* Start EXTRACTED RECORDS *

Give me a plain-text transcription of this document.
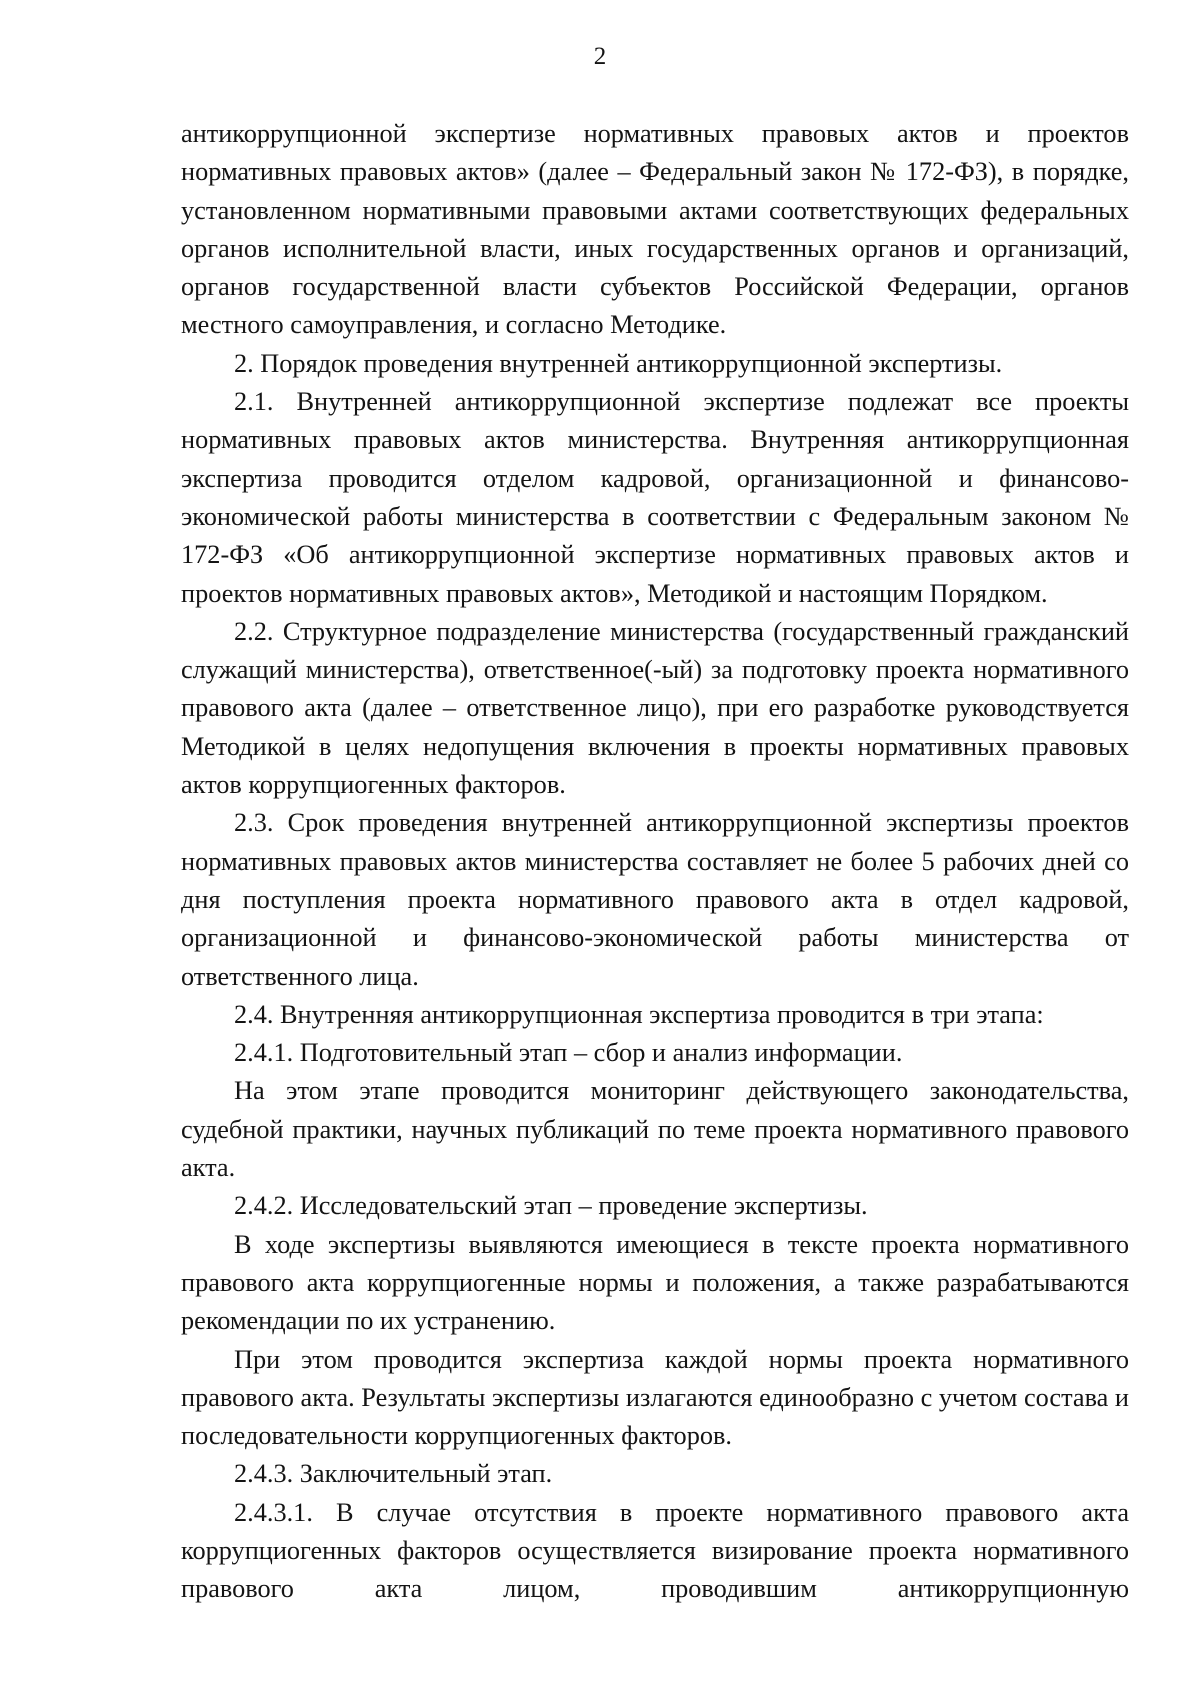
2

антикоррупционной экспертизе нормативных правовых актов и проектов нормативных правовых актов» (далее – Федеральный закон № 172-ФЗ), в порядке, установленном нормативными правовыми актами соответствующих федеральных органов исполнительной власти, иных государственных органов и организаций, органов государственной власти субъектов Российской Федерации, органов местного самоуправления, и согласно Методике.

2. Порядок проведения внутренней антикоррупционной экспертизы.

2.1. Внутренней антикоррупционной экспертизе подлежат все проекты нормативных правовых актов министерства. Внутренняя антикоррупционная экспертиза проводится отделом кадровой, организационной и финансово-экономической работы министерства в соответствии с Федеральным законом № 172-ФЗ «Об антикоррупционной экспертизе нормативных правовых актов и проектов нормативных правовых актов», Методикой и настоящим Порядком.

2.2. Структурное подразделение министерства (государственный гражданский служащий министерства), ответственное(-ый) за подготовку проекта нормативного правового акта (далее – ответственное лицо), при его разработке руководствуется Методикой в целях недопущения включения в проекты нормативных правовых актов коррупциогенных факторов.

2.3. Срок проведения внутренней антикоррупционной экспертизы проектов нормативных правовых актов министерства составляет не более 5 рабочих дней со дня поступления проекта нормативного правового акта в отдел кадровой, организационной и финансово-экономической работы министерства от ответственного лица.

2.4. Внутренняя антикоррупционная экспертиза проводится в три этапа:

2.4.1. Подготовительный этап – сбор и анализ информации.

На этом этапе проводится мониторинг действующего законодательства, судебной практики, научных публикаций по теме проекта нормативного правового акта.

2.4.2. Исследовательский этап – проведение экспертизы.

В ходе экспертизы выявляются имеющиеся в тексте проекта нормативного правового акта коррупциогенные нормы и положения, а также разрабатываются рекомендации по их устранению.

При этом проводится экспертиза каждой нормы проекта нормативного правового акта. Результаты экспертизы излагаются единообразно с учетом состава и последовательности коррупциогенных факторов.

2.4.3. Заключительный этап.

2.4.3.1. В случае отсутствия в проекте нормативного правового акта коррупциогенных факторов осуществляется визирование проекта нормативного правового акта лицом, проводившим антикоррупционную
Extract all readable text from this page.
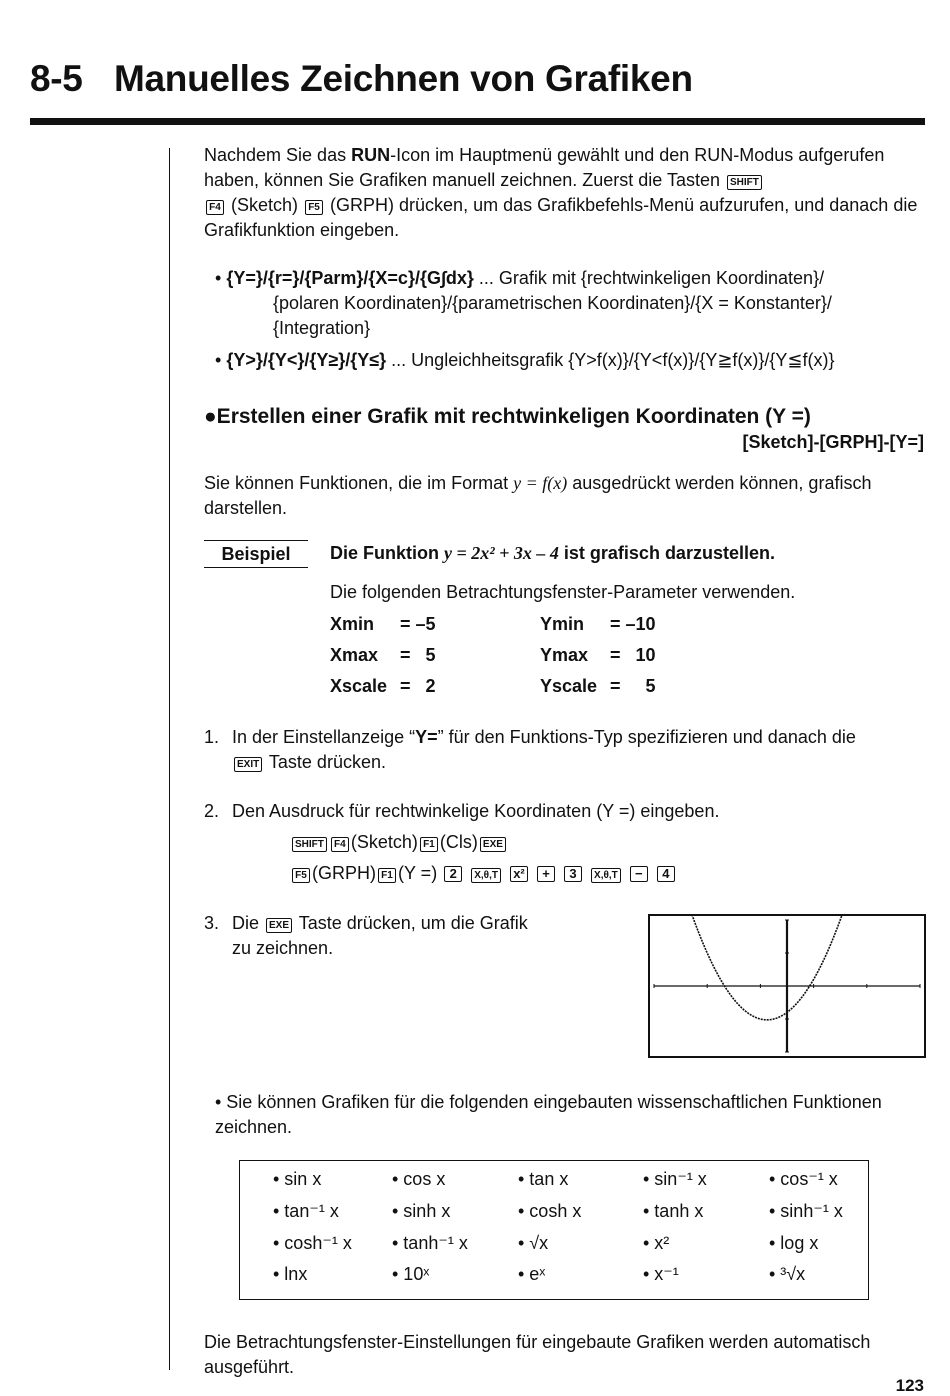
8-5 Manuelles Zeichnen von Grafiken
Nachdem Sie das RUN-Icon im Hauptmenü gewählt und den RUN-Modus aufgerufen haben, können Sie Grafiken manuell zeichnen. Zuerst die Tasten SHIFT
F4 (Sketch) F5 (GRPH) drücken, um das Grafikbefehls-Menü aufzurufen, und danach die Grafikfunktion eingeben.
• {Y=}/{r=}/{Parm}/{X=c}/{G∫dx} ... Grafik mit {rechtwinkeligen Koordinaten}/
{polaren Koordinaten}/{parametrischen Koordinaten}/{X = Konstanter}/
{Integration}
• {Y>}/{Y<}/{Y≥}/{Y≤} ... Ungleichheitsgrafik {Y>f(x)}/{Y<f(x)}/{Y≧f(x)}/{Y≦f(x)}
●Erstellen einer Grafik mit rechtwinkeligen Koordinaten (Y =)
[Sketch]-[GRPH]-[Y=]
Sie können Funktionen, die im Format y = f(x) ausgedrückt werden können, grafisch darstellen.
Beispiel	Die Funktion y = 2x² + 3x – 4 ist grafisch darzustellen.
Die folgenden Betrachtungsfenster-Parameter verwenden.
Xmin	= –5	Ymin	= –10
Xmax	=   5	Ymax	=   10
Xscale	=   2	Yscale	=     5
1. In der Einstellanzeige “Y=” für den Funktions-Typ spezifizieren und danach die
EXIT Taste drücken.
2. Den Ausdruck für rechtwinkelige Koordinaten (Y =) eingeben.
SHIFT F4 (Sketch) F1 (Cls) EXE
F5 (GRPH) F1 (Y =) 2 X,θ,T x² + 3 X,θ,T − 4
3. Die EXE Taste drücken, um die Grafik
zu zeichnen.
• Sie können Grafiken für die folgenden eingebauten wissenschaftlichen Funktionen zeichnen.
• sin x	• cos x	• tan x	• sin⁻¹ x	• cos⁻¹ x
• tan⁻¹ x	• sinh x	• cosh x	• tanh x	• sinh⁻¹ x
• cosh⁻¹ x • tanh⁻¹ x	• √x	• x²	• log x
• lnx	• 10ˣ	• eˣ	• x⁻¹	• ³√x
Die Betrachtungsfenster-Einstellungen für eingebaute Grafiken werden automatisch ausgeführt.
123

* End EXTRACTED RECORDS *

-- TASK TO CARRY OUT --
The word "rechtwinkeligen" may turn up on some lines of these records; say how many, with no other words.

-- WORKED ANSWER --
2